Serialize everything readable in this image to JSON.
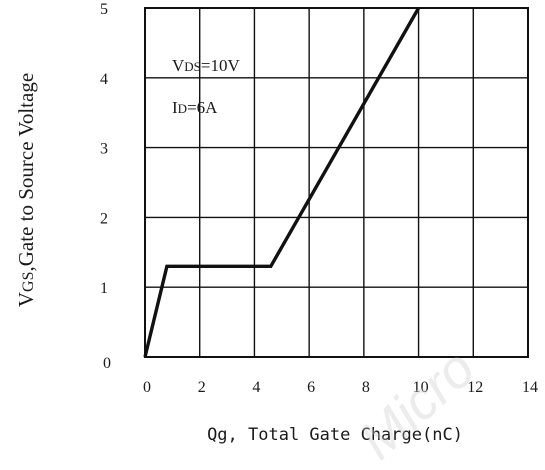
{
  "chart_data": {
    "type": "line",
    "title": "",
    "xlabel": "Qg, Total Gate Charge(nC)",
    "ylabel": "VGS,Gate to Source Voltage",
    "ylabel_parts": {
      "prefix": "V",
      "sub": "GS",
      "rest": ",Gate to Source Voltage"
    },
    "xlim": [
      0,
      14
    ],
    "ylim": [
      0,
      5
    ],
    "x_ticks": [
      0,
      2,
      4,
      6,
      8,
      10,
      12,
      14
    ],
    "y_ticks": [
      0,
      1,
      2,
      3,
      4,
      5
    ],
    "x_tick_labels": [
      "0",
      "2",
      "4",
      "6",
      "8",
      "10",
      "12",
      "14"
    ],
    "y_tick_labels": [
      "0",
      "1",
      "2",
      "3",
      "4",
      "5"
    ],
    "x_grid": [
      2,
      4,
      6,
      8,
      10,
      12
    ],
    "y_grid": [
      1,
      2,
      3,
      4
    ],
    "grid": true,
    "legend": "none",
    "series": [
      {
        "x": [
          0,
          0.8,
          4.6,
          10.0
        ],
        "y": [
          0,
          1.3,
          1.3,
          5.0
        ]
      }
    ],
    "annotations": [
      {
        "text": "VDS=10V",
        "prefix": "V",
        "sub": "DS",
        "rest": "=10V"
      },
      {
        "text": "ID=6A",
        "prefix": "I",
        "sub": "D",
        "rest": "=6A"
      }
    ],
    "line_color": "#111111",
    "grid_color": "#111111"
  },
  "watermark": {
    "text": "Micro"
  }
}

════════════════════

* Exercise *
Copy every entry word for word, but omit the pictures.

* Correct output *
Serialize everything readable in this image to JSON.
{
  "chart_data": {
    "type": "line",
    "title": "",
    "xlabel": "Qg, Total Gate Charge(nC)",
    "ylabel": "VGS,Gate to Source Voltage",
    "ylabel_parts": {
      "prefix": "V",
      "sub": "GS",
      "rest": ",Gate to Source Voltage"
    },
    "xlim": [
      0,
      14
    ],
    "ylim": [
      0,
      5
    ],
    "x_ticks": [
      0,
      2,
      4,
      6,
      8,
      10,
      12,
      14
    ],
    "y_ticks": [
      0,
      1,
      2,
      3,
      4,
      5
    ],
    "x_tick_labels": [
      "0",
      "2",
      "4",
      "6",
      "8",
      "10",
      "12",
      "14"
    ],
    "y_tick_labels": [
      "0",
      "1",
      "2",
      "3",
      "4",
      "5"
    ],
    "x_grid": [
      2,
      4,
      6,
      8,
      10,
      12
    ],
    "y_grid": [
      1,
      2,
      3,
      4
    ],
    "grid": true,
    "legend": "none",
    "series": [
      {
        "x": [
          0,
          0.8,
          4.6,
          10.0
        ],
        "y": [
          0,
          1.3,
          1.3,
          5.0
        ]
      }
    ],
    "annotations": [
      {
        "text": "VDS=10V",
        "prefix": "V",
        "sub": "DS",
        "rest": "=10V"
      },
      {
        "text": "ID=6A",
        "prefix": "I",
        "sub": "D",
        "rest": "=6A"
      }
    ],
    "line_color": "#111111",
    "grid_color": "#111111"
  },
  "watermark": {
    "text": "Micro"
  }
}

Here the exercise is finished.